---------- Document section ----------

How to migrate from pip-tools to uv

At Caktus, many of our projects use pip-tools for dependency management. Following Tobias’ post How to Migrate your Python & Django Projects to uv, we were looking to migrate other projects to uv, but the path seemed less clear with existing pip-tools setups. Our requirements are often spread across multiple files, like this:

$ find requirements/ -type f
requirements/test/test.in
requirements/test/test.txt
requirements/deploy/deploy.txt
requirements/deploy/deploy.in
requirements/dev/dev.txt
requirements/dev/dev.in
requirements/base/base.in
requirements/base/base.txt

In a perfect world, we would have always pinned the versions directly in our .in files. But we’re not perfect; sometimes those versions drift, or we forget to update them. Simply importing these with uv add -r does not work well. It either misses pinned versions from our .in files or pins all the sub-dependencies in the .txt files, which we want to avoid.

----------

What this exercise asks =>
1. In the post on migrating from pip-tools to uv, what happens when the requirements are imported with uv add -r?
2. Write the next paragraph of the post on migrating from pip-tools to uv, starting right after its final sentence.

---------- Source information ----------

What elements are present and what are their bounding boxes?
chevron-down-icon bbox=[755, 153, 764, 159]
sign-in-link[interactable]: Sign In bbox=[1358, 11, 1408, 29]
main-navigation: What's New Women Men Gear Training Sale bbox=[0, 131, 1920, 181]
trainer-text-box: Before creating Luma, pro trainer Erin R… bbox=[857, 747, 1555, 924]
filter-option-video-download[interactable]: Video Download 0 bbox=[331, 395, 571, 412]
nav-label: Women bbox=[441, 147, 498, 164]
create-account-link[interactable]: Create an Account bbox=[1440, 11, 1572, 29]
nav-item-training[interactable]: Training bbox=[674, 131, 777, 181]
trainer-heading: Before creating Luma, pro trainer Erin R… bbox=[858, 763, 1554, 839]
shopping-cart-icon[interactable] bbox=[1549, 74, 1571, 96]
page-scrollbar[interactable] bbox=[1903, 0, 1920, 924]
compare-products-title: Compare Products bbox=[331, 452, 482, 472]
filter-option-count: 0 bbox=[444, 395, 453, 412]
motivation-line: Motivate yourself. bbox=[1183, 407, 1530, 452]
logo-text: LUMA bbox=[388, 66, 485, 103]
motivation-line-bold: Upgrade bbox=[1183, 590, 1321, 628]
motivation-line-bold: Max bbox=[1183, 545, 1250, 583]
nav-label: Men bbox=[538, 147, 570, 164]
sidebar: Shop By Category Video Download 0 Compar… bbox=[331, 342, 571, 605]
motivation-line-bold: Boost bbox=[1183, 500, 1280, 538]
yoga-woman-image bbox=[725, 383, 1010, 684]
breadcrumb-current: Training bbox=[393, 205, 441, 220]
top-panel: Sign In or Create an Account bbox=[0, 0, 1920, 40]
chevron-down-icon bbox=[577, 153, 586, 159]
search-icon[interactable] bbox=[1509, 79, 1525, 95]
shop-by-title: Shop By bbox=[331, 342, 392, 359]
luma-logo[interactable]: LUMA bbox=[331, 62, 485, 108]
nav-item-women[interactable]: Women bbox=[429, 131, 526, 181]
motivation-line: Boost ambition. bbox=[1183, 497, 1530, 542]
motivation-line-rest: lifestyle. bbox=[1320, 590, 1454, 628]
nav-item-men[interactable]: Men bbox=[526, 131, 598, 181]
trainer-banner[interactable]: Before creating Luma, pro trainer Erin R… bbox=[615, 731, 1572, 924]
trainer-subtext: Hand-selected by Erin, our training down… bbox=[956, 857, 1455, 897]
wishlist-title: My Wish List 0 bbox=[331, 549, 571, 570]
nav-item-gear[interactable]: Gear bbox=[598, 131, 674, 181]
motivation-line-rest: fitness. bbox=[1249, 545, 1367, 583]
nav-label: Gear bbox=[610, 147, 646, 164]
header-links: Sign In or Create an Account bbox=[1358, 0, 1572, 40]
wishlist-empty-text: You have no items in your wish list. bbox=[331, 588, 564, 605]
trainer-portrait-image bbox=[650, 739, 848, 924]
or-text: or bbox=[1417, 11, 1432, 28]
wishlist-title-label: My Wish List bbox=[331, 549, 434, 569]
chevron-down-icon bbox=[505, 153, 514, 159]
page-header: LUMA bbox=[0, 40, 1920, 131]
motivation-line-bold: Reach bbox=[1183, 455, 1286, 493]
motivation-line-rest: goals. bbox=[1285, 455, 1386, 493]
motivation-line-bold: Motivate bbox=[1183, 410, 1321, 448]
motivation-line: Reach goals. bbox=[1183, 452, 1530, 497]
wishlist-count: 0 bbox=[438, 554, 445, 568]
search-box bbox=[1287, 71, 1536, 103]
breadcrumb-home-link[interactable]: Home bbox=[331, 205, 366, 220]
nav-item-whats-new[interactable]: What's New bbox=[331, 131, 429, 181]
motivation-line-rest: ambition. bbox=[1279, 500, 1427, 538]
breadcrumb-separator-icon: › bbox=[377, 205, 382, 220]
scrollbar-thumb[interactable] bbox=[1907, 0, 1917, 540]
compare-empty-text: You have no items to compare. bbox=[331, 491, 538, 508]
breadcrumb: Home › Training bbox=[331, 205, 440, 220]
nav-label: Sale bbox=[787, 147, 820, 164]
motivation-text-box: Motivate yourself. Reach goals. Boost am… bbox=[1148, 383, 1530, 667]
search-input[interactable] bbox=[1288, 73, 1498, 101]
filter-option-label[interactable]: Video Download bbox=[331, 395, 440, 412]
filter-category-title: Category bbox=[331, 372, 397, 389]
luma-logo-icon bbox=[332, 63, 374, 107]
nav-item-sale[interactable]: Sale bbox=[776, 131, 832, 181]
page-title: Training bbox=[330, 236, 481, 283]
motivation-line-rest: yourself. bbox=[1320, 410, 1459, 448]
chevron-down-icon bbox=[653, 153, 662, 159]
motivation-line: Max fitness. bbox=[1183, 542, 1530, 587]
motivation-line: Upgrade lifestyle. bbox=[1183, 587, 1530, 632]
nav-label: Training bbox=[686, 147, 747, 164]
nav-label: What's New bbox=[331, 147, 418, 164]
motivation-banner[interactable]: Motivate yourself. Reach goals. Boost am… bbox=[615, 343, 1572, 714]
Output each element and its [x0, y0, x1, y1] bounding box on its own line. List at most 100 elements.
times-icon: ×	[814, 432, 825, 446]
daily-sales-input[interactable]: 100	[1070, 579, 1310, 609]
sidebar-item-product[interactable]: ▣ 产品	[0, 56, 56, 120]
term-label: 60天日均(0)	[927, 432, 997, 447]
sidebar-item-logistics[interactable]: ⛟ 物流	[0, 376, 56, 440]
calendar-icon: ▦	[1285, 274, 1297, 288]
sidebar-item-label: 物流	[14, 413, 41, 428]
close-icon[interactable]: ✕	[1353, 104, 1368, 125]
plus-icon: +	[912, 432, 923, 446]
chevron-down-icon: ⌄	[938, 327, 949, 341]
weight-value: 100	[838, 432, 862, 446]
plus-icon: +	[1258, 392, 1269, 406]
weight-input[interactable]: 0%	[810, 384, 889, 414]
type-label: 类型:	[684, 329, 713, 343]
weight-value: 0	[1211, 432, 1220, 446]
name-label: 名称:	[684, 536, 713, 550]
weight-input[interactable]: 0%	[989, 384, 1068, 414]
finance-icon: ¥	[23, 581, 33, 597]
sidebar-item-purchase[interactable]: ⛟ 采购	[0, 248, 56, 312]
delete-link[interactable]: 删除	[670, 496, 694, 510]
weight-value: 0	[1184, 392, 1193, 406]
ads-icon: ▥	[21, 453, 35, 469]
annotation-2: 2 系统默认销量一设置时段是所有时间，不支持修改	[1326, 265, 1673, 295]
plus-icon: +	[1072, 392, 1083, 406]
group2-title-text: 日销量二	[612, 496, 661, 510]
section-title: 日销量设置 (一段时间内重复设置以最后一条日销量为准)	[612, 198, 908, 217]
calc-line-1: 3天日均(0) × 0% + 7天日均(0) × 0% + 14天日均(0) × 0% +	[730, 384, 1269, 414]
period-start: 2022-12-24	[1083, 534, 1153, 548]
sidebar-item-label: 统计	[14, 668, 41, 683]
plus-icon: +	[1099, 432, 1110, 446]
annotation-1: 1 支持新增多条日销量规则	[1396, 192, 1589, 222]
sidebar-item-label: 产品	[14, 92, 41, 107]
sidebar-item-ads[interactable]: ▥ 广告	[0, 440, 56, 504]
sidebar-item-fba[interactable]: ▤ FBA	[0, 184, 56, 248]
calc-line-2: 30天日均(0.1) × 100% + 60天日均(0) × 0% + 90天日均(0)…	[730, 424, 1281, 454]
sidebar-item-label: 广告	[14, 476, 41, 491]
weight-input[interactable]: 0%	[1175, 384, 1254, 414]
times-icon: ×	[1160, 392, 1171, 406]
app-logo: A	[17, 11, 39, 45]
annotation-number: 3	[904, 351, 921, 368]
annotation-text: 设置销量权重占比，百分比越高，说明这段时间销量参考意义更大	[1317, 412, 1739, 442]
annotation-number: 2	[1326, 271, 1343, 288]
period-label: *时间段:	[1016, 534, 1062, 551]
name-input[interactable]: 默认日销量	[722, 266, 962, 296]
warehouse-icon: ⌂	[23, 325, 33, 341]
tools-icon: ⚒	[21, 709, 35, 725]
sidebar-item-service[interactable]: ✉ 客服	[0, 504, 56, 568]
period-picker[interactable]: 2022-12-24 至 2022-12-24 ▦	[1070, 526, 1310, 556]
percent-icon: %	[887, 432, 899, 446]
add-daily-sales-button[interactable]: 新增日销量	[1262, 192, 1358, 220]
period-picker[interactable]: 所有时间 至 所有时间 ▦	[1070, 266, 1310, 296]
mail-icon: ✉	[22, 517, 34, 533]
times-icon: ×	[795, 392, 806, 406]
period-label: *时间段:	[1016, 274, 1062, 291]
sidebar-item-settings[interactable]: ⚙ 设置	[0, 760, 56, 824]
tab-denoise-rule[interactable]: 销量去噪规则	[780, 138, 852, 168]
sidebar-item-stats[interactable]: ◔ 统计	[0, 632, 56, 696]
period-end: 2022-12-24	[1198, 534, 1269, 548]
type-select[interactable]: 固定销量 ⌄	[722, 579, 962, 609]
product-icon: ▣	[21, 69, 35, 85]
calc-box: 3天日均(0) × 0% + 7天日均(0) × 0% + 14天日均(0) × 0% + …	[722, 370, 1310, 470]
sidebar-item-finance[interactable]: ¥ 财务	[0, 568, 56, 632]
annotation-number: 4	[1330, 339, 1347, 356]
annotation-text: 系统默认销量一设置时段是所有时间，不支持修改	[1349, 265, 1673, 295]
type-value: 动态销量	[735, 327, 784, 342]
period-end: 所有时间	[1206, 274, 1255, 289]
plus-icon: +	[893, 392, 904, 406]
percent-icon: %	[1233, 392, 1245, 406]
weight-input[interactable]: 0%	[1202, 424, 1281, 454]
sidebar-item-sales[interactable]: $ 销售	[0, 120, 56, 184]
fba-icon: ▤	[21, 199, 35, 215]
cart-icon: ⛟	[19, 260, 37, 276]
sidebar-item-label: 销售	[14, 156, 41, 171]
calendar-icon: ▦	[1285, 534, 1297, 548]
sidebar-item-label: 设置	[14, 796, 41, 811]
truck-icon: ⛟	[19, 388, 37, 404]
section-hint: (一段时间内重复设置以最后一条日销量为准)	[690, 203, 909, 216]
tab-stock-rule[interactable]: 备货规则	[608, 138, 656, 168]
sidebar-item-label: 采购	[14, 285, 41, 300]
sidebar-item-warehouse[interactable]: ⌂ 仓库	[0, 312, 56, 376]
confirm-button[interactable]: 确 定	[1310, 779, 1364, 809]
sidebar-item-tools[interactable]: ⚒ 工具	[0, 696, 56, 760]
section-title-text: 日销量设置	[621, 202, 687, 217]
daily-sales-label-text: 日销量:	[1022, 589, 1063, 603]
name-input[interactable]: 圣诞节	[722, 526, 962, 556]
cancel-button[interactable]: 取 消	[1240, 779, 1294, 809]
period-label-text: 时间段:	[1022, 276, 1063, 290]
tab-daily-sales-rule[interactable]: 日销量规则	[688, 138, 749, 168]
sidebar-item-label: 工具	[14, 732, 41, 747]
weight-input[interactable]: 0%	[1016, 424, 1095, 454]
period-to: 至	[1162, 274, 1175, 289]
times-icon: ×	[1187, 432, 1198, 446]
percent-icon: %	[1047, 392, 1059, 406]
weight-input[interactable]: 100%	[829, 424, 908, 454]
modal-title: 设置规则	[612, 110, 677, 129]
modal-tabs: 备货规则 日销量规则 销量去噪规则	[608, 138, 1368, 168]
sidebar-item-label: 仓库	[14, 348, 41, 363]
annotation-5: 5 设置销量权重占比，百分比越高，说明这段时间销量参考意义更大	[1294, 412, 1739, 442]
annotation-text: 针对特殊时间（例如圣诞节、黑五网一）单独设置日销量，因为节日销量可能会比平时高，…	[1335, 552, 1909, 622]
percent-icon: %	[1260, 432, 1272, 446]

----------

Results of the tasks =>
1. It either misses pinned versions from the .in files or pins all the sub-dependencies in the .txt files.

2.
Our ideal solution is in the middle: updating .in files with the specific versions pinned in the corresponding .txt files.

Create a pinning script

We can automate this with a simple Python script. This script reads the versions from a .txt file and applies them to the packages listed in the associated .in file.

# pin_dot_in_requirements.py
import click
from pathlib import Path


@click.command()
@click.argument("infile", type=click.Path(exists=True, dir_okay=False, path_type=Path))
def main(infile: Path):
    """
    Pins versions in a pip-tools .in file based on its corresponding .txt file.
    """
    txt_file = infile.with_suffix(".txt")
    if not txt_file.exists():
        raise click.FileError(str(txt_file), hint="Corresponding .txt file not found")

    # Build package version mapping from the .txt file
    pkg_version: dict[str, str] = {}
    for line in txt_file.read_text().splitlines():
        # A simple check for a pinned version line
        if "==" in line and not line.strip().startswith("#"):
            pkg, version = line.split("==", 1)
            # Normalize package names to lowercase for matching
            pkg_version[pkg.strip().lower()] = version.strip().split(" ", 1)[0]
    click.echo(f"Parsed {len(pkg_version)} packages from {txt_file}")

    # Write the new, pinned .in file
    outfile = infile.with_suffix(".with_versions.in")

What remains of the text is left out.